Dataset excerpt
......
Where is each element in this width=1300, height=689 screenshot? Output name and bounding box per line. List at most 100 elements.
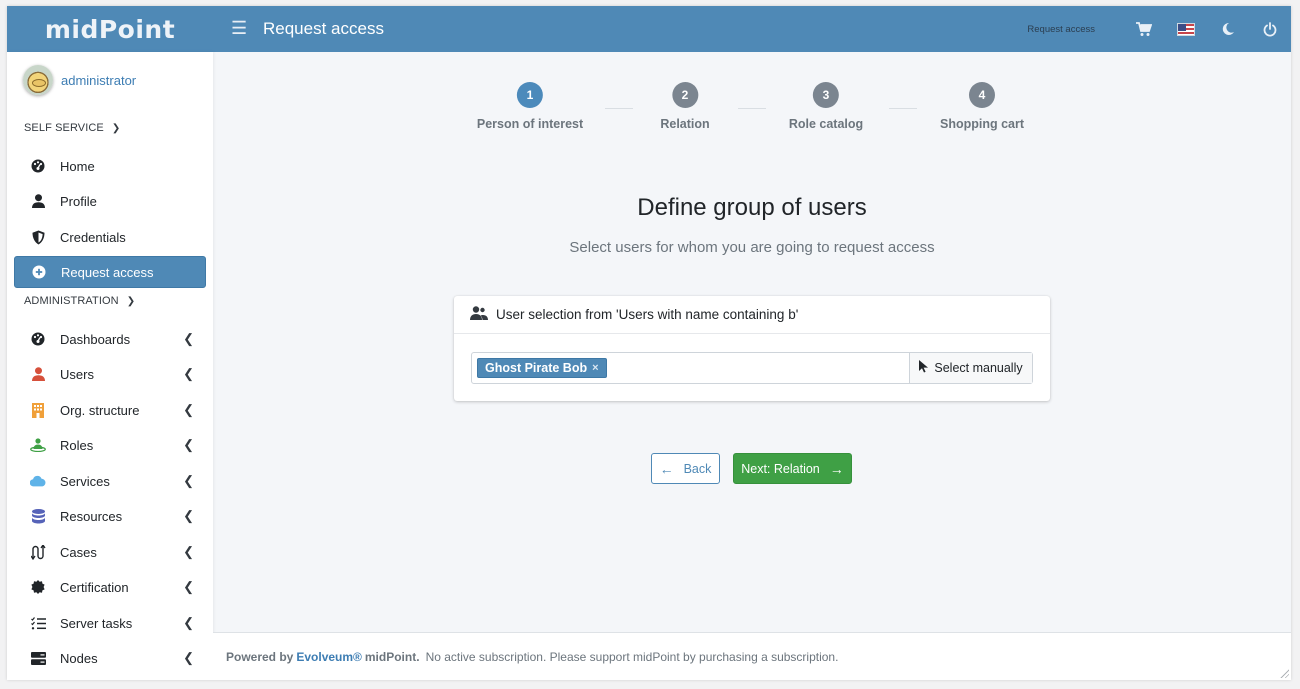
sidebar-item-label: Org. structure <box>60 402 140 418</box>
step-connector <box>738 108 766 109</box>
main-content: 1 Person of interest 2 Relation 3 Role c… <box>213 52 1291 632</box>
role-icon <box>30 437 46 453</box>
user-panel[interactable]: administrator <box>23 65 136 95</box>
arrow-left-icon: ← <box>659 460 674 477</box>
database-icon <box>30 508 46 524</box>
wizard-subtitle: Select users for whom you are going to r… <box>569 239 935 256</box>
user-selection-card: User selection from 'Users with name con… <box>454 296 1050 401</box>
wizard-step-role-catalog[interactable]: 3 Role catalog <box>789 82 863 131</box>
resize-grip-icon[interactable] <box>1279 668 1289 678</box>
sidebar-item-server-tasks[interactable]: Server tasks ❮ <box>14 607 206 639</box>
tasks-icon <box>30 615 46 631</box>
chevron-down-icon: ❯ <box>111 122 121 134</box>
footer: Powered by Evolveum® midPoint. No active… <box>213 632 1291 680</box>
selected-user-tag: Ghost Pirate Bob × <box>477 358 607 378</box>
step-label: Person of interest <box>476 117 584 131</box>
chevron-left-icon: ❮ <box>183 508 194 523</box>
sidebar-item-nodes[interactable]: Nodes ❮ <box>14 642 206 674</box>
sidebar-item-credentials[interactable]: Credentials <box>14 221 206 253</box>
card-header-text: User selection from 'Users with name con… <box>496 307 799 322</box>
powered-by-text: Powered by <box>226 649 294 664</box>
step-label: Shopping cart <box>939 117 1025 131</box>
sidebar-item-services[interactable]: Services ❮ <box>14 465 206 497</box>
sidebar-item-label: Certification <box>60 579 129 595</box>
plus-circle-icon <box>31 264 47 280</box>
brand-text: midPoint <box>44 14 176 44</box>
mouse-pointer-icon <box>919 360 929 376</box>
step-number: 4 <box>969 82 995 108</box>
wizard-title: Define group of users <box>637 194 867 221</box>
next-label: Next: Relation <box>741 461 820 476</box>
sidebar-item-label: Request access <box>61 264 154 280</box>
wizard-step-relation[interactable]: 2 Relation <box>660 82 710 131</box>
back-button[interactable]: ← Back <box>651 453 720 484</box>
brand-logo[interactable]: midPoint <box>7 6 213 52</box>
user-icon <box>30 366 46 382</box>
top-navbar: midPoint ☰ Request access Request access <box>7 6 1291 52</box>
chevron-left-icon: ❮ <box>183 615 194 630</box>
step-label: Role catalog <box>788 117 864 131</box>
sidebar-item-label: Roles <box>60 437 94 453</box>
moon-icon[interactable] <box>1207 6 1249 52</box>
sidebar-item-label: Nodes <box>60 650 98 666</box>
sidebar-item-roles[interactable]: Roles ❮ <box>14 429 206 461</box>
sidebar-item-label: Cases <box>60 544 97 560</box>
subscription-notice: No active subscription. Please support m… <box>425 649 839 664</box>
breadcrumb[interactable]: Request access <box>1027 24 1095 35</box>
wizard-steps: 1 Person of interest 2 Relation 3 Role c… <box>213 82 1291 142</box>
hamburger-menu-icon[interactable]: ☰ <box>231 18 247 39</box>
next-relation-button[interactable]: Next: Relation → <box>733 453 852 484</box>
shield-icon <box>30 229 46 245</box>
sidebar-item-certification[interactable]: Certification ❮ <box>14 571 206 603</box>
sidebar-item-label: Services <box>60 473 110 489</box>
select-manually-label: Select manually <box>934 361 1023 375</box>
sidebar-item-request-access[interactable]: Request access <box>14 256 206 288</box>
remove-tag-icon[interactable]: × <box>592 362 598 374</box>
sidebar-item-users[interactable]: Users ❮ <box>14 358 206 390</box>
building-icon <box>30 402 46 418</box>
section-self-service[interactable]: SELF SERVICE ❯ <box>24 122 120 134</box>
server-icon <box>30 650 46 666</box>
sidebar-item-label: Profile <box>60 193 97 209</box>
wizard-step-person-of-interest[interactable]: 1 Person of interest <box>477 82 583 131</box>
evolveum-link[interactable]: Evolveum® <box>296 650 362 664</box>
section-administration[interactable]: ADMINISTRATION ❯ <box>24 295 135 307</box>
sidebar-item-label: Credentials <box>60 229 126 245</box>
selected-users-field[interactable]: Ghost Pirate Bob × <box>472 353 909 383</box>
sidebar-item-label: Dashboards <box>60 331 131 347</box>
section-label: SELF SERVICE <box>24 122 104 134</box>
sidebar-item-home[interactable]: Home <box>14 150 206 182</box>
user-icon <box>30 193 46 209</box>
power-icon[interactable] <box>1249 6 1291 52</box>
sidebar-item-dashboards[interactable]: Dashboards ❮ <box>14 323 206 355</box>
sidebar-item-label: Resources <box>60 508 123 524</box>
chevron-left-icon: ❮ <box>183 402 194 417</box>
cases-icon <box>30 544 46 560</box>
sidebar-item-profile[interactable]: Profile <box>14 185 206 217</box>
chevron-left-icon: ❮ <box>183 544 194 559</box>
step-connector <box>889 108 917 109</box>
username[interactable]: administrator <box>61 73 136 88</box>
avatar <box>23 65 53 95</box>
step-number: 3 <box>812 82 839 108</box>
app-window: midPoint ☰ Request access Request access… <box>7 6 1291 680</box>
select-manually-button[interactable]: Select manually <box>909 353 1032 383</box>
sidebar-item-resources[interactable]: Resources ❮ <box>14 500 206 532</box>
sidebar-item-label: Users <box>60 366 94 382</box>
cart-icon[interactable] <box>1123 6 1165 52</box>
chevron-left-icon: ❮ <box>183 331 194 346</box>
wizard-step-shopping-cart[interactable]: 4 Shopping cart <box>940 82 1024 131</box>
sidebar-item-cases[interactable]: Cases ❮ <box>14 536 206 568</box>
page-title: Request access <box>263 19 384 38</box>
step-connector <box>605 108 633 109</box>
chevron-left-icon: ❮ <box>183 473 194 488</box>
chevron-left-icon: ❮ <box>183 650 194 665</box>
top-right-toolbar: Request access <box>1027 6 1291 52</box>
arrow-right-icon: → <box>829 460 844 477</box>
midpoint-text: midPoint. <box>364 649 420 664</box>
sidebar-item-org-structure[interactable]: Org. structure ❮ <box>14 394 206 426</box>
dashboard-gauge-icon <box>30 331 46 347</box>
us-flag-icon[interactable] <box>1165 6 1207 52</box>
back-label: Back <box>683 461 712 476</box>
user-selection-input[interactable]: Ghost Pirate Bob × Select manually <box>471 352 1033 384</box>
......
> _Task to complete_: Reproduce all of the entries above word for word, leaving the pictures out.

> _The output_:
Where is each element in this width=1300, height=689 screenshot? Output name and bounding box per line. List at most 100 elements.
sidebar-item-label: Org. structure <box>60 402 140 418</box>
step-connector <box>738 108 766 109</box>
main-content: 1 Person of interest 2 Relation 3 Role c… <box>213 52 1291 632</box>
role-icon <box>30 437 46 453</box>
user-panel[interactable]: administrator <box>23 65 136 95</box>
arrow-left-icon: ← <box>659 460 674 477</box>
database-icon <box>30 508 46 524</box>
wizard-subtitle: Select users for whom you are going to r… <box>569 239 935 256</box>
user-selection-card: User selection from 'Users with name con… <box>454 296 1050 401</box>
wizard-step-role-catalog[interactable]: 3 Role catalog <box>789 82 863 131</box>
resize-grip-icon[interactable] <box>1279 668 1289 678</box>
sidebar-item-server-tasks[interactable]: Server tasks ❮ <box>14 607 206 639</box>
tasks-icon <box>30 615 46 631</box>
chevron-down-icon: ❯ <box>111 122 121 134</box>
footer: Powered by Evolveum® midPoint. No active… <box>213 632 1291 680</box>
selected-user-tag: Ghost Pirate Bob × <box>477 358 607 378</box>
step-label: Person of interest <box>476 117 584 131</box>
chevron-left-icon: ❮ <box>183 508 194 523</box>
sidebar-item-nodes[interactable]: Nodes ❮ <box>14 642 206 674</box>
sidebar-item-credentials[interactable]: Credentials <box>14 221 206 253</box>
card-header-text: User selection from 'Users with name con… <box>496 307 799 322</box>
powered-by-text: Powered by <box>226 649 294 664</box>
step-label: Shopping cart <box>939 117 1025 131</box>
sidebar-item-services[interactable]: Services ❮ <box>14 465 206 497</box>
sidebar-item-label: Certification <box>60 579 129 595</box>
plus-circle-icon <box>31 264 47 280</box>
brand-text: midPoint <box>44 14 176 44</box>
mouse-pointer-icon <box>919 360 929 376</box>
step-number: 4 <box>969 82 995 108</box>
wizard-title: Define group of users <box>637 194 867 221</box>
next-label: Next: Relation <box>741 461 820 476</box>
sidebar-item-label: Request access <box>61 264 154 280</box>
wizard-step-relation[interactable]: 2 Relation <box>660 82 710 131</box>
back-button[interactable]: ← Back <box>651 453 720 484</box>
brand-logo[interactable]: midPoint <box>7 6 213 52</box>
user-icon <box>30 366 46 382</box>
top-navbar: midPoint ☰ Request access Request access <box>7 6 1291 52</box>
chevron-left-icon: ❮ <box>183 615 194 630</box>
step-label: Role catalog <box>788 117 864 131</box>
sidebar-item-label: Roles <box>60 437 94 453</box>
moon-icon[interactable] <box>1207 6 1249 52</box>
sidebar-item-label: Nodes <box>60 650 98 666</box>
sidebar-item-roles[interactable]: Roles ❮ <box>14 429 206 461</box>
sidebar-item-label: Cases <box>60 544 97 560</box>
subscription-notice: No active subscription. Please support m… <box>425 649 839 664</box>
breadcrumb[interactable]: Request access <box>1027 24 1095 35</box>
wizard-steps: 1 Person of interest 2 Relation 3 Role c… <box>213 82 1291 142</box>
hamburger-menu-icon[interactable]: ☰ <box>231 18 247 39</box>
next-relation-button[interactable]: Next: Relation → <box>733 453 852 484</box>
shield-icon <box>30 229 46 245</box>
sidebar-item-certification[interactable]: Certification ❮ <box>14 571 206 603</box>
sidebar-item-label: Services <box>60 473 110 489</box>
select-manually-label: Select manually <box>934 361 1023 375</box>
sidebar-item-request-access[interactable]: Request access <box>14 256 206 288</box>
remove-tag-icon[interactable]: × <box>592 362 598 374</box>
sidebar-item-users[interactable]: Users ❮ <box>14 358 206 390</box>
building-icon <box>30 402 46 418</box>
section-self-service[interactable]: SELF SERVICE ❯ <box>24 122 120 134</box>
server-icon <box>30 650 46 666</box>
sidebar-item-label: Profile <box>60 193 97 209</box>
wizard-step-person-of-interest[interactable]: 1 Person of interest <box>477 82 583 131</box>
evolveum-link[interactable]: Evolveum® <box>296 650 362 664</box>
section-administration[interactable]: ADMINISTRATION ❯ <box>24 295 135 307</box>
sidebar-item-label: Credentials <box>60 229 126 245</box>
selected-users-field[interactable]: Ghost Pirate Bob × <box>472 353 909 383</box>
sidebar-item-label: Dashboards <box>60 331 131 347</box>
section-label: SELF SERVICE <box>24 122 104 134</box>
sidebar-item-home[interactable]: Home <box>14 150 206 182</box>
user-icon <box>30 193 46 209</box>
power-icon[interactable] <box>1249 6 1291 52</box>
sidebar-item-dashboards[interactable]: Dashboards ❮ <box>14 323 206 355</box>
sidebar-item-label: Resources <box>60 508 123 524</box>
chevron-left-icon: ❮ <box>183 402 194 417</box>
cases-icon <box>30 544 46 560</box>
sidebar-item-profile[interactable]: Profile <box>14 185 206 217</box>
chevron-left-icon: ❮ <box>183 544 194 559</box>
step-connector <box>889 108 917 109</box>
username[interactable]: administrator <box>61 73 136 88</box>
avatar <box>23 65 53 95</box>
step-number: 3 <box>812 82 839 108</box>
app-window: midPoint ☰ Request access Request access… <box>7 6 1291 680</box>
select-manually-button[interactable]: Select manually <box>909 353 1032 383</box>
sidebar-item-resources[interactable]: Resources ❮ <box>14 500 206 532</box>
sidebar-item-label: Users <box>60 366 94 382</box>
cart-icon[interactable] <box>1123 6 1165 52</box>
chevron-left-icon: ❮ <box>183 331 194 346</box>
wizard-step-shopping-cart[interactable]: 4 Shopping cart <box>940 82 1024 131</box>
sidebar-item-cases[interactable]: Cases ❮ <box>14 536 206 568</box>
page-title: Request access <box>263 19 384 38</box>
step-connector <box>605 108 633 109</box>
chevron-left-icon: ❮ <box>183 473 194 488</box>
chevron-left-icon: ❮ <box>183 650 194 665</box>
top-right-toolbar: Request access <box>1027 6 1291 52</box>
arrow-right-icon: → <box>829 460 844 477</box>
midpoint-text: midPoint. <box>364 649 420 664</box>
sidebar-item-org-structure[interactable]: Org. structure ❮ <box>14 394 206 426</box>
dashboard-gauge-icon <box>30 331 46 347</box>
us-flag-icon[interactable] <box>1165 6 1207 52</box>
back-label: Back <box>683 461 712 476</box>
user-selection-input[interactable]: Ghost Pirate Bob × Select manually <box>471 352 1033 384</box>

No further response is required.